(Dataset entries)

───

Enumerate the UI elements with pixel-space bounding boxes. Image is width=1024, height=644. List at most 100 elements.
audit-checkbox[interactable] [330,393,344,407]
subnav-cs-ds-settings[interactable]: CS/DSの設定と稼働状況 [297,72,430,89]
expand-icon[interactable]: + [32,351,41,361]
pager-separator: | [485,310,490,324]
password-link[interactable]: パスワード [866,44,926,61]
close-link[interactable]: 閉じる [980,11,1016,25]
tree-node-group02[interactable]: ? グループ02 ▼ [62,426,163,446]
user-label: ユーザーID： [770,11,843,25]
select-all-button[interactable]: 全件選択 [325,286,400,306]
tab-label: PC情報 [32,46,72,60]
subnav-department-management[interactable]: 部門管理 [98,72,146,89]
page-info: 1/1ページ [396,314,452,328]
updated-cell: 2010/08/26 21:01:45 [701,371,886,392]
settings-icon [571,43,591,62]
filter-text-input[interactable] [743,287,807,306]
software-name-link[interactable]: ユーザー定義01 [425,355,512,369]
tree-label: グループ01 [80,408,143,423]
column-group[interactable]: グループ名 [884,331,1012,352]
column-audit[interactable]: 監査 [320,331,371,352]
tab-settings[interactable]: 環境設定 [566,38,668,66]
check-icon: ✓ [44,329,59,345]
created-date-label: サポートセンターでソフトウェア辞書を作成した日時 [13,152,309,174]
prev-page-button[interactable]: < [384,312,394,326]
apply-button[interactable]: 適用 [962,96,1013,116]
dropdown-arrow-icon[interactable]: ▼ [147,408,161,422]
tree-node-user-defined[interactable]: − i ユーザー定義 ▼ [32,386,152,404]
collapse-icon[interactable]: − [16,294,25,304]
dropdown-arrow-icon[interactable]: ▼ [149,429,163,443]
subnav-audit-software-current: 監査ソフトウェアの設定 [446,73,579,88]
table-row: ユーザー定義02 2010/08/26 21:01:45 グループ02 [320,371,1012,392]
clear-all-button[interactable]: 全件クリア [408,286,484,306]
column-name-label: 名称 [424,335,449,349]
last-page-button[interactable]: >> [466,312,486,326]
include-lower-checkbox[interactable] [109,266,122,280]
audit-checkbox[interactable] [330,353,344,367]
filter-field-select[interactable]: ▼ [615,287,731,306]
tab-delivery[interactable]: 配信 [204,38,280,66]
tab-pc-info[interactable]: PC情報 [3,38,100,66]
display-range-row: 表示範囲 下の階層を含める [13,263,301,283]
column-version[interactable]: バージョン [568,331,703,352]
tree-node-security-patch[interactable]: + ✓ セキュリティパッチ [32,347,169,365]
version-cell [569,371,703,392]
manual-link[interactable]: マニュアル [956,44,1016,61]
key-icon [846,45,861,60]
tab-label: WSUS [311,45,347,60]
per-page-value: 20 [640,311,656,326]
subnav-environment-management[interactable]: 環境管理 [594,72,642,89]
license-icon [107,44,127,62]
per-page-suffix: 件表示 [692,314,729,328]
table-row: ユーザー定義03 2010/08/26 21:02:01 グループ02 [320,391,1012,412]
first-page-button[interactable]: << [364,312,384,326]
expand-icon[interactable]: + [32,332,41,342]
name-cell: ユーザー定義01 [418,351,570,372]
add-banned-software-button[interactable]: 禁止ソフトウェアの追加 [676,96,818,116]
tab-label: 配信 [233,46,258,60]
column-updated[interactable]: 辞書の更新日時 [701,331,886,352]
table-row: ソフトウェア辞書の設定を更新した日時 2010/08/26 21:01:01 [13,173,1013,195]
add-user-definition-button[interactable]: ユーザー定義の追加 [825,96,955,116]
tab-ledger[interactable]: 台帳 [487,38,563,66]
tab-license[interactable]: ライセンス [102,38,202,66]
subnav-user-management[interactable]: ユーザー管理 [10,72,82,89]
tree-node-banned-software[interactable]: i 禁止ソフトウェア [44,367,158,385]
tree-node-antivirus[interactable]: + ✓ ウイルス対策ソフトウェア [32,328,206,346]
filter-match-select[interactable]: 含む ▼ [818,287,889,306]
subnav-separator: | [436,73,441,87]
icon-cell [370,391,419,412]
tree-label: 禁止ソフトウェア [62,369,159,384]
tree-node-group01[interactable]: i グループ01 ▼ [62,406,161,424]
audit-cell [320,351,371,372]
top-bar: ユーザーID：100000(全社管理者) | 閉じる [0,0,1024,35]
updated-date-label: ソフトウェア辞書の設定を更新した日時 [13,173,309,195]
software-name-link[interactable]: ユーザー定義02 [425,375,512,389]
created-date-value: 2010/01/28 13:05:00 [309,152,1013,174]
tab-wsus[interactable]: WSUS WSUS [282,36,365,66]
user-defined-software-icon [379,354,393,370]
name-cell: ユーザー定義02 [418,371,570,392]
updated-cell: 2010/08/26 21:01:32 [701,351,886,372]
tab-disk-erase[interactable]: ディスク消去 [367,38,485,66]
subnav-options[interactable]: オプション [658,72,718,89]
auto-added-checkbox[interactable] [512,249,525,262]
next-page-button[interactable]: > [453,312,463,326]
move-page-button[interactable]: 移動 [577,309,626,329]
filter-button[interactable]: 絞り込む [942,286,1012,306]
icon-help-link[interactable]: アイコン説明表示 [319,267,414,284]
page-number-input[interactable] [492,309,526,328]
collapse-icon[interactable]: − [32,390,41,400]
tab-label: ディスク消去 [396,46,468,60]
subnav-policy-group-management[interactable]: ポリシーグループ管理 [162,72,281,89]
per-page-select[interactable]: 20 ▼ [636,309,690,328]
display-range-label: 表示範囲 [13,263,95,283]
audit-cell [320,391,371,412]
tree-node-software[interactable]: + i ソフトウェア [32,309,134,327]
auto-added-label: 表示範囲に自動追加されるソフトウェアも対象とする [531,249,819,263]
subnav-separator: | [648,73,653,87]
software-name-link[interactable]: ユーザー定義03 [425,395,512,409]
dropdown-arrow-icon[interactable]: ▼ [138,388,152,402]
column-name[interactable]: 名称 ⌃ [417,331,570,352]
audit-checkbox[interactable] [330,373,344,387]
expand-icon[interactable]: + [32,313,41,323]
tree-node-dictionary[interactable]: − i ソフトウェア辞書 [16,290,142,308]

───

DIRECTIONS
Wherever a line in the entries holds "select", copy that line.

RESPONSE AREA
select-all-button[interactable]: 全件選択 [325,286,400,306]
filter-field-select[interactable]: ▼ [615,287,731,306]
filter-match-select[interactable]: 含む ▼ [818,287,889,306]
per-page-select[interactable]: 20 ▼ [636,309,690,328]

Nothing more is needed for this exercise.